__What you should do__:
Look for the word "Attributes" in each line and report the count of matching lines, with nothing added.

Start of Stored data

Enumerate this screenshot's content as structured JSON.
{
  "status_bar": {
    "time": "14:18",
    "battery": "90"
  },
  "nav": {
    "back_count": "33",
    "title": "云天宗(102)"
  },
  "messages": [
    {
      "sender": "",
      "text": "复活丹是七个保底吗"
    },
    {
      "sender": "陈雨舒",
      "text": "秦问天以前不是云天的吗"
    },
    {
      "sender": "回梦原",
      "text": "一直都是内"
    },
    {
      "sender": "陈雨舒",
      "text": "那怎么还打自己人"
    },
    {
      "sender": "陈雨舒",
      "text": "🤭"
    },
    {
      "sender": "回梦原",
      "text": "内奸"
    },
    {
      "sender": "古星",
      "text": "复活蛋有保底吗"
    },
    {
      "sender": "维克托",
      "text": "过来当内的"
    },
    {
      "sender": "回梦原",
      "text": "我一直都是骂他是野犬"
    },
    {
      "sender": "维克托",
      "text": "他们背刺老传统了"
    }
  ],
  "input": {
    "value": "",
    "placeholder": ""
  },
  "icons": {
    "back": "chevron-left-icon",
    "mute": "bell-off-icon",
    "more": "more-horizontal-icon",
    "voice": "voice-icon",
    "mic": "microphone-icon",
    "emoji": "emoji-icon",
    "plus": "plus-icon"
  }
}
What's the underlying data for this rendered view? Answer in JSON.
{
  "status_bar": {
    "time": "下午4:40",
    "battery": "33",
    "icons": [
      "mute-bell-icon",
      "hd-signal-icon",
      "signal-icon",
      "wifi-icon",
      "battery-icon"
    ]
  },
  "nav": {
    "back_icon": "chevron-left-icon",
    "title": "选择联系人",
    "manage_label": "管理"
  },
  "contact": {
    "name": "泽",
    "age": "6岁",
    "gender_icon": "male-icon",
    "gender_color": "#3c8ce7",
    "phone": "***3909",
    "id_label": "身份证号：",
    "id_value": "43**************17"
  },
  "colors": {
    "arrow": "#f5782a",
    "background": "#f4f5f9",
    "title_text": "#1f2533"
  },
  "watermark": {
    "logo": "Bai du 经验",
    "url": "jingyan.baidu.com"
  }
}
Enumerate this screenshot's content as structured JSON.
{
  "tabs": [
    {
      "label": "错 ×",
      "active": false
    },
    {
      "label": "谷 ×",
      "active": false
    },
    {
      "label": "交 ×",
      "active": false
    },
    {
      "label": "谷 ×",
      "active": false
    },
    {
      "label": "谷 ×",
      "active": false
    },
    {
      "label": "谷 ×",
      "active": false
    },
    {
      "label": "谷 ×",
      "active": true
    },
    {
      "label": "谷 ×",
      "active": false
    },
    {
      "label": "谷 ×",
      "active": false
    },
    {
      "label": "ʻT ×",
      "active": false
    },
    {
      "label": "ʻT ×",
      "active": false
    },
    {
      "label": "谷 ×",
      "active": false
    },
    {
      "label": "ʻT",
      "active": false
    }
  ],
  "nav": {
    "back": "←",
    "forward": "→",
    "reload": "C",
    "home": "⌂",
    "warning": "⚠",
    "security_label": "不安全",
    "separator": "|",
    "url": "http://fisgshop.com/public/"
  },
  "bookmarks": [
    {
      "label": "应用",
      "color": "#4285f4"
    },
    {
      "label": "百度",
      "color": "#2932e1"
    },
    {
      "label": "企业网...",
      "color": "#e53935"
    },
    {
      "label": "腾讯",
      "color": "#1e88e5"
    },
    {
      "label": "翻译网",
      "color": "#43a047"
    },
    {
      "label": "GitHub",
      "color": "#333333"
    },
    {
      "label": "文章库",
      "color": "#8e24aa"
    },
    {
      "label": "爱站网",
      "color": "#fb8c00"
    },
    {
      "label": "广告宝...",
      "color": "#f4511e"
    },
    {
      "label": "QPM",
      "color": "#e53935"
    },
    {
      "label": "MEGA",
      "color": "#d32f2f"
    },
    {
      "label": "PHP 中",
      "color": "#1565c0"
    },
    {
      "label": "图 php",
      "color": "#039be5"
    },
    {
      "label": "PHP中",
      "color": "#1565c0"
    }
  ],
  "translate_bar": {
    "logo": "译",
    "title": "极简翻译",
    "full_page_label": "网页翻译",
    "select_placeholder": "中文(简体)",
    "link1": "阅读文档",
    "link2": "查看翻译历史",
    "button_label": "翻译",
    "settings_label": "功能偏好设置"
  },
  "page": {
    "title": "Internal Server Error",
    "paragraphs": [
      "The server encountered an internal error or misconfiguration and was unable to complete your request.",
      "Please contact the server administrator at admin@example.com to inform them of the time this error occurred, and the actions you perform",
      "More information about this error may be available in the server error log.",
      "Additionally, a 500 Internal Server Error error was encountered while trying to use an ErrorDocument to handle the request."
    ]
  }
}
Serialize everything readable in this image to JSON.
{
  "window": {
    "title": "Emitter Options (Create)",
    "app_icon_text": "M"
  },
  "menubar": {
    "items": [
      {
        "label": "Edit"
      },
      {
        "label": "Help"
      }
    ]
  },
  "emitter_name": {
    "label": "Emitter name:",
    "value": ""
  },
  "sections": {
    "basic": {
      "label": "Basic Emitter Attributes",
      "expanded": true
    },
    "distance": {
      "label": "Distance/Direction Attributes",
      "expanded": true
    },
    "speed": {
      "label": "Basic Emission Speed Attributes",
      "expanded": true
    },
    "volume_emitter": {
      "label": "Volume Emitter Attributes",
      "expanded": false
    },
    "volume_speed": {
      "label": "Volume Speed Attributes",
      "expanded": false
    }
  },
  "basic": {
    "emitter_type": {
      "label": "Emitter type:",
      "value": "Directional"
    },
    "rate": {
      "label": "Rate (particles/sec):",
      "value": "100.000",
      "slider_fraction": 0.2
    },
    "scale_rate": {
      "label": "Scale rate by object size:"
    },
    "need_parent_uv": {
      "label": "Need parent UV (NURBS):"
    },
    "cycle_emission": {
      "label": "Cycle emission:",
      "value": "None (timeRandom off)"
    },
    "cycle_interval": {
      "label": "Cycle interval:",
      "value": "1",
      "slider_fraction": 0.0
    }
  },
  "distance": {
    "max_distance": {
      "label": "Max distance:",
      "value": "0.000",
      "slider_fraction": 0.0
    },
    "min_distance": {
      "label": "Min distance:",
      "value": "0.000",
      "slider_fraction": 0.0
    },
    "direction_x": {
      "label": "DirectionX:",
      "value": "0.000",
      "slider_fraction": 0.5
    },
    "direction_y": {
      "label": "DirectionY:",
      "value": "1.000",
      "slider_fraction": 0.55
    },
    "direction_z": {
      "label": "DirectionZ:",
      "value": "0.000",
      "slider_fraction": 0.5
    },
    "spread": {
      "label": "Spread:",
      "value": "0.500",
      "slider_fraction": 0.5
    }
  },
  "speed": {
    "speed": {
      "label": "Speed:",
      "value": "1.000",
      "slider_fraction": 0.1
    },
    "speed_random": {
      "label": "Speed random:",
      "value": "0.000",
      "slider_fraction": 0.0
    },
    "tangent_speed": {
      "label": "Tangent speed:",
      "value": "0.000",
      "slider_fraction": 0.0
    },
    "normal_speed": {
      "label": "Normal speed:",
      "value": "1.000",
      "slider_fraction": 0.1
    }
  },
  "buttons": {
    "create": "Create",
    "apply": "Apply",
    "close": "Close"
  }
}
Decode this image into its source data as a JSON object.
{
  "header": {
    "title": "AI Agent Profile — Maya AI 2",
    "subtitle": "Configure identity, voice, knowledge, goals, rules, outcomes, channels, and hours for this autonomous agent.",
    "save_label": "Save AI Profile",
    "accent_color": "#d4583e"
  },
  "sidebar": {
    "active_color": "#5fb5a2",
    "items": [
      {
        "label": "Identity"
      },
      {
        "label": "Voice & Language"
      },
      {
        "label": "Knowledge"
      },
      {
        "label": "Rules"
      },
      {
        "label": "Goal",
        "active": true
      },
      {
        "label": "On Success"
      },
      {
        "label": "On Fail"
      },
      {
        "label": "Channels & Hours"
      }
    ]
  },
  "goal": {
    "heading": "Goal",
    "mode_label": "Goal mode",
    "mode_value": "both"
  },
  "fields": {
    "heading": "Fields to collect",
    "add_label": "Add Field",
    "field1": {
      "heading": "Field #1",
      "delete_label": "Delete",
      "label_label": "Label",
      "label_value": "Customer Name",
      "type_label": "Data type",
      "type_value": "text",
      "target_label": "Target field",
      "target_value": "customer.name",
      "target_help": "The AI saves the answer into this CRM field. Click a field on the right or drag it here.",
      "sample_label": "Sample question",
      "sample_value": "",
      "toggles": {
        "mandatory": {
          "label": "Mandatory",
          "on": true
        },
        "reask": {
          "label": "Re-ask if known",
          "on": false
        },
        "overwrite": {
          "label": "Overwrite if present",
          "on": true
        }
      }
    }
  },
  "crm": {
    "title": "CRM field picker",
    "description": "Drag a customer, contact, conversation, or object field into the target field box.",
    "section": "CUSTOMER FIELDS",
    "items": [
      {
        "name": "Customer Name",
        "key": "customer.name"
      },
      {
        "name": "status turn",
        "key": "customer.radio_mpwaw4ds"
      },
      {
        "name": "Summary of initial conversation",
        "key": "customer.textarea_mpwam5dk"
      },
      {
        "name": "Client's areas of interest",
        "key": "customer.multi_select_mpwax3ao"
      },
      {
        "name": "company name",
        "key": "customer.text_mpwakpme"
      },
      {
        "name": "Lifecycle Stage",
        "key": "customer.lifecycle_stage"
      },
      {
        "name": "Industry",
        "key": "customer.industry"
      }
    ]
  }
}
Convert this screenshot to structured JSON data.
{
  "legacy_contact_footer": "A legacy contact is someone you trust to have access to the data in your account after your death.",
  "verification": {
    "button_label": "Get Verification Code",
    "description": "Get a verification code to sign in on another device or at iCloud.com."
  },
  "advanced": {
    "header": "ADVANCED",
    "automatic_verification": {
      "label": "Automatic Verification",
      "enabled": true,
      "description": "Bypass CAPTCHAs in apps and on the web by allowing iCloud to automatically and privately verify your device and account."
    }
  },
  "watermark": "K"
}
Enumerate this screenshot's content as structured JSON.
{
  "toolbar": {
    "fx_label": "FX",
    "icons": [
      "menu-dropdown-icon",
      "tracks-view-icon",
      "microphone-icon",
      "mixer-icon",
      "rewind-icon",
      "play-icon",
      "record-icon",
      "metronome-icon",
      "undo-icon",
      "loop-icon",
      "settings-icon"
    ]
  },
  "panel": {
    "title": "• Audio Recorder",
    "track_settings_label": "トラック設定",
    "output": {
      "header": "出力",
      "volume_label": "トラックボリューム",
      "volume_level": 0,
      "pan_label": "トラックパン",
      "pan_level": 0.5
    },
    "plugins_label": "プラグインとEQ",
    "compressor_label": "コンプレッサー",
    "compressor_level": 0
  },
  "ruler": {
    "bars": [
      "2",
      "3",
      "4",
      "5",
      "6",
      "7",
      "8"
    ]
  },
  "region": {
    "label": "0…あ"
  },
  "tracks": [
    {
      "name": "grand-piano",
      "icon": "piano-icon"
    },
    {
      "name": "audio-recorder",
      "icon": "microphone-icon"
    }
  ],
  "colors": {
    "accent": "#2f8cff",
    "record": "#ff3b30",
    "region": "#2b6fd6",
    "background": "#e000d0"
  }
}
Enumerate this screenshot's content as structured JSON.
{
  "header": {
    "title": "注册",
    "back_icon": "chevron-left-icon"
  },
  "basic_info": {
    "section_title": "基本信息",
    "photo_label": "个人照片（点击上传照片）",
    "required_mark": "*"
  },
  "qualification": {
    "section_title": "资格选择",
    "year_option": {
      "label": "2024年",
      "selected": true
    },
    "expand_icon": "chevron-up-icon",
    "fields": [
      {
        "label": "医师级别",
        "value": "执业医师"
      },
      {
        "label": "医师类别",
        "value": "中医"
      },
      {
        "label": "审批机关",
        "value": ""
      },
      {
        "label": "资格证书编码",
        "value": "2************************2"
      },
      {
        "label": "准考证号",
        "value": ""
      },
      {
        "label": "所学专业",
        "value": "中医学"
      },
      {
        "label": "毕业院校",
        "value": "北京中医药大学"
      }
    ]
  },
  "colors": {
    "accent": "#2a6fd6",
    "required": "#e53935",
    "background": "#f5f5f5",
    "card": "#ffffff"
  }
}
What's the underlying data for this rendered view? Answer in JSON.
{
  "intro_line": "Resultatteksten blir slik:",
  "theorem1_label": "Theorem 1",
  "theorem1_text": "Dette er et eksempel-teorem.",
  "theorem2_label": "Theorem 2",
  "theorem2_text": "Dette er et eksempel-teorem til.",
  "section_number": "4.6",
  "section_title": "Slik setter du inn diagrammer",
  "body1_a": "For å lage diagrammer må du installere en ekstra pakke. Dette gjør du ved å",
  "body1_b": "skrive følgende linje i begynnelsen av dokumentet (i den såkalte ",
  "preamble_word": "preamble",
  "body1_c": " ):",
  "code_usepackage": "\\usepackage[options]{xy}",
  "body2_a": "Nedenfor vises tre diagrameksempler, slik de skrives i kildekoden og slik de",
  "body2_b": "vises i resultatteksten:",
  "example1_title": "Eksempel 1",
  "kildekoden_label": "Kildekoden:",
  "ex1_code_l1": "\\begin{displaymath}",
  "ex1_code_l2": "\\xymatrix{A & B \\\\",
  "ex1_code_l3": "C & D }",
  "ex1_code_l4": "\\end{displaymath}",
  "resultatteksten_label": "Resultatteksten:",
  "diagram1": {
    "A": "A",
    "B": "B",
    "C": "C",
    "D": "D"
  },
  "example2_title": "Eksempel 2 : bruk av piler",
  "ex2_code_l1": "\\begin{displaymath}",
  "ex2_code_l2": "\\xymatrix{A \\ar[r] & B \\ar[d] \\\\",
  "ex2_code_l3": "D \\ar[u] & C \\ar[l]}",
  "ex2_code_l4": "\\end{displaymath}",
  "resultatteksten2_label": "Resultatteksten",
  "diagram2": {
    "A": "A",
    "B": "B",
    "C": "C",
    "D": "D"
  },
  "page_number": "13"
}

End of Stored data

__Exercise answer__:
5